[START OF Information shown]

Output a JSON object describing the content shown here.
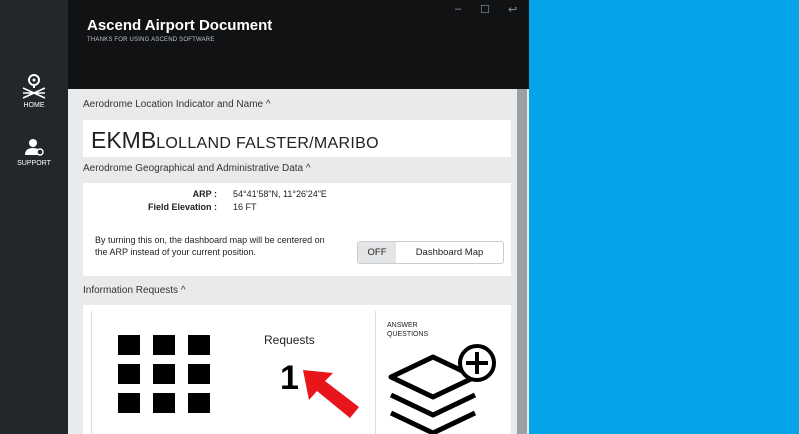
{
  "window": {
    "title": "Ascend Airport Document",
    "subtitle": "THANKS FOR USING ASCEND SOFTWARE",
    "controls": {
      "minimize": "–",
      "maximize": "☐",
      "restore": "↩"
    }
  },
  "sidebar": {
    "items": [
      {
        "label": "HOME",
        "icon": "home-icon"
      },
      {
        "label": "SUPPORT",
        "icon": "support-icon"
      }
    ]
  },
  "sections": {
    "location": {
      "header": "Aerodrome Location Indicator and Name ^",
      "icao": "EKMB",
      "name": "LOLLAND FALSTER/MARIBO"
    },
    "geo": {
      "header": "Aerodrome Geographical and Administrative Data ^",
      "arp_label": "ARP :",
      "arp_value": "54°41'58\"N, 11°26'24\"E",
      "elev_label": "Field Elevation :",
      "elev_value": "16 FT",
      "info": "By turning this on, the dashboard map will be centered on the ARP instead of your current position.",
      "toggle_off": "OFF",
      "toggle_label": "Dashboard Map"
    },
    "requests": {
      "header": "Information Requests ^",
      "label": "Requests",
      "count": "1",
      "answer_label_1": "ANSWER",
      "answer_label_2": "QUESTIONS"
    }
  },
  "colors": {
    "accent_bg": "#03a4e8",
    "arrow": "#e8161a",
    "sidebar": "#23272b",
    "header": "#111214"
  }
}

[END OF Information shown]

> _Directions for this task_
Print all entries exactly. The images do not belong in the copy.

> _Solution_
Output a JSON object describing the content shown here.
{
  "window": {
    "title": "Ascend Airport Document",
    "subtitle": "THANKS FOR USING ASCEND SOFTWARE",
    "controls": {
      "minimize": "–",
      "maximize": "☐",
      "restore": "↩"
    }
  },
  "sidebar": {
    "items": [
      {
        "label": "HOME",
        "icon": "home-icon"
      },
      {
        "label": "SUPPORT",
        "icon": "support-icon"
      }
    ]
  },
  "sections": {
    "location": {
      "header": "Aerodrome Location Indicator and Name ^",
      "icao": "EKMB",
      "name": "LOLLAND FALSTER/MARIBO"
    },
    "geo": {
      "header": "Aerodrome Geographical and Administrative Data ^",
      "arp_label": "ARP :",
      "arp_value": "54°41'58\"N, 11°26'24\"E",
      "elev_label": "Field Elevation :",
      "elev_value": "16 FT",
      "info": "By turning this on, the dashboard map will be centered on the ARP instead of your current position.",
      "toggle_off": "OFF",
      "toggle_label": "Dashboard Map"
    },
    "requests": {
      "header": "Information Requests ^",
      "label": "Requests",
      "count": "1",
      "answer_label_1": "ANSWER",
      "answer_label_2": "QUESTIONS"
    }
  },
  "colors": {
    "accent_bg": "#03a4e8",
    "arrow": "#e8161a",
    "sidebar": "#23272b",
    "header": "#111214"
  }
}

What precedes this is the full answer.